[Transcription dataset entries]
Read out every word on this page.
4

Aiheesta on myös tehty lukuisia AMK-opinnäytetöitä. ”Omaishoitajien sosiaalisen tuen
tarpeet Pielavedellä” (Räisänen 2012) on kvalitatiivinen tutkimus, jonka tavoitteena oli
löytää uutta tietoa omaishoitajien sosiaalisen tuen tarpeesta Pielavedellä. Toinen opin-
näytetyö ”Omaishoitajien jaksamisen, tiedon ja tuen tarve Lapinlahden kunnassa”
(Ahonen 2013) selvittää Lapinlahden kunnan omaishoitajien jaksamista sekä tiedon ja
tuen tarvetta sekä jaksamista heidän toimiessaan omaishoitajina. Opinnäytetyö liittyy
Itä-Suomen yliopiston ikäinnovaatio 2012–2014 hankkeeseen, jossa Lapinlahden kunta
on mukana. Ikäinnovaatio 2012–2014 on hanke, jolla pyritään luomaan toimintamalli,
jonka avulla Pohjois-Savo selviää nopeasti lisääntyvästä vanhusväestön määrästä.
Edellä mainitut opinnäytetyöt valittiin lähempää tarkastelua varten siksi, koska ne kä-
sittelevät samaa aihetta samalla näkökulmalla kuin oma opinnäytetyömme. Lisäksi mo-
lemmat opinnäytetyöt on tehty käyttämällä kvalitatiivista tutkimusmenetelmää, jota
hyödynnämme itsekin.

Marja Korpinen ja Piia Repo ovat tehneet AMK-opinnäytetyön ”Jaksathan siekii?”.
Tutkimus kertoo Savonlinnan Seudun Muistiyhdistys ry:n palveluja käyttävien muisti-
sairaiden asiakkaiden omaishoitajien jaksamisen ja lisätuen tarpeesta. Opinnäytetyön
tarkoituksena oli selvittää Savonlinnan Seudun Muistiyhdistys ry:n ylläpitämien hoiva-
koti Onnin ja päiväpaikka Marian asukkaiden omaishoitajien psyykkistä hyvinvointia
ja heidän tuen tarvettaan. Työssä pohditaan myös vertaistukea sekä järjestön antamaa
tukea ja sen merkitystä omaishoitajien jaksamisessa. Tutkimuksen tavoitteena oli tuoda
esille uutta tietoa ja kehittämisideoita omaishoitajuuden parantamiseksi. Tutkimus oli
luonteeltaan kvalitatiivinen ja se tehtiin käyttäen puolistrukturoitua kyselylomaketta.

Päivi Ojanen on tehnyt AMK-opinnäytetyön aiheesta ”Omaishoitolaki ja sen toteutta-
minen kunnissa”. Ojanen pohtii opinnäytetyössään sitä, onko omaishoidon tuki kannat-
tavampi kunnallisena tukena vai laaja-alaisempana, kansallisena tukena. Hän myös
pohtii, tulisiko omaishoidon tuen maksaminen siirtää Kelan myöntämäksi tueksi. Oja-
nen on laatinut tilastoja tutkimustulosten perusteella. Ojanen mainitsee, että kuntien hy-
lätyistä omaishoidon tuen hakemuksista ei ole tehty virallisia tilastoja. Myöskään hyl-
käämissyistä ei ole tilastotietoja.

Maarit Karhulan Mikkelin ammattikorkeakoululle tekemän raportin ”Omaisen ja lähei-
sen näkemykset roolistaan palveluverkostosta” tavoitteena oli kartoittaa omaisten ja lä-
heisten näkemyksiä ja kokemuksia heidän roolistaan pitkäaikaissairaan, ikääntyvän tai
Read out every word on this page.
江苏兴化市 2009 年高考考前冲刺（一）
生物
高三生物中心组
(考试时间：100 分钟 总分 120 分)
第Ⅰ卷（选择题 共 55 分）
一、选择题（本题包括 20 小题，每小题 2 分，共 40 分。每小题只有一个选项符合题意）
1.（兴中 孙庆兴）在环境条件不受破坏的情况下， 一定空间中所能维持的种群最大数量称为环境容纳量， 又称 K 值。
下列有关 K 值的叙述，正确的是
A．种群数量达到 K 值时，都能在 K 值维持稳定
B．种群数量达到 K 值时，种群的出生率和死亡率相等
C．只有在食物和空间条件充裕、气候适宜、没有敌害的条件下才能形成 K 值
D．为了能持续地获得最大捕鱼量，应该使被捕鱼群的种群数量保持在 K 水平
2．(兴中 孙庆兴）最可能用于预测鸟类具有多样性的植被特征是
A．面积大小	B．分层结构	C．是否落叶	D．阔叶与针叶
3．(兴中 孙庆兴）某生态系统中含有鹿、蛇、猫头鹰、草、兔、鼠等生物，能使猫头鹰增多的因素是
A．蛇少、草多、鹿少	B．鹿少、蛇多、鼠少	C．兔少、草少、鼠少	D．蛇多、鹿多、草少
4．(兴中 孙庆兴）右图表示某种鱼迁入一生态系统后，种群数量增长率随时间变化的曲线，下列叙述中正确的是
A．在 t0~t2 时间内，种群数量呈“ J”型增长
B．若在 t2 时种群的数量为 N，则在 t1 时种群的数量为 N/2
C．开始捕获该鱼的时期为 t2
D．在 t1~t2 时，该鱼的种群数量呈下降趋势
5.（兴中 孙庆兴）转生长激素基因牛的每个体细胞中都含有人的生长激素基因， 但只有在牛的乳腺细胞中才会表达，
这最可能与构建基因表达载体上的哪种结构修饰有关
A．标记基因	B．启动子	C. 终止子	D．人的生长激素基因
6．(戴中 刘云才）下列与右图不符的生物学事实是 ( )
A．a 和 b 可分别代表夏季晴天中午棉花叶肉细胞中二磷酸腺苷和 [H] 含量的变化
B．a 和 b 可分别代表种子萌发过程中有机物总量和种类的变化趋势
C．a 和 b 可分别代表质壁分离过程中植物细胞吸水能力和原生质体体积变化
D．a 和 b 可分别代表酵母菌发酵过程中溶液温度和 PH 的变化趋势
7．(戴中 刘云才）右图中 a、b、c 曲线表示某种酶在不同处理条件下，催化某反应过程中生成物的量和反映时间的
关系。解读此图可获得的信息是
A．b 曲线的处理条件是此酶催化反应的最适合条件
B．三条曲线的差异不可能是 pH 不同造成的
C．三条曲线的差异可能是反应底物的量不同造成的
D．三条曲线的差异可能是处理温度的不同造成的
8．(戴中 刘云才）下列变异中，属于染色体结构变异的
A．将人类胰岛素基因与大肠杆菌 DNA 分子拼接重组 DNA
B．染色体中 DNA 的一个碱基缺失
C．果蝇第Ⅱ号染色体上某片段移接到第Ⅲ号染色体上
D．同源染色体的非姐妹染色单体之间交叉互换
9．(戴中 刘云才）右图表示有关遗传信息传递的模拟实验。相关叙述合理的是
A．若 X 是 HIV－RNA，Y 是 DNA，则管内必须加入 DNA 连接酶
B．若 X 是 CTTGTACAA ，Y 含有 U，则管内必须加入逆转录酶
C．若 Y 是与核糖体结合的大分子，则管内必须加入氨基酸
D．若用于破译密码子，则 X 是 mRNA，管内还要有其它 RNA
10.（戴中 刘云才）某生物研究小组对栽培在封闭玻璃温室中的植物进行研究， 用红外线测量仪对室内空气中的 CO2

[Task prompt]: Wherever a line of the data holds "pohtii", copy that line.

[Answer for the task]:
minen kunnissa”. Ojanen pohtii opinnäytetyössään sitä, onko omaishoidon tuki kannat-
pohtii, tulisiko omaishoidon tuen maksaminen siirtää Kelan myöntämäksi tueksi. Oja-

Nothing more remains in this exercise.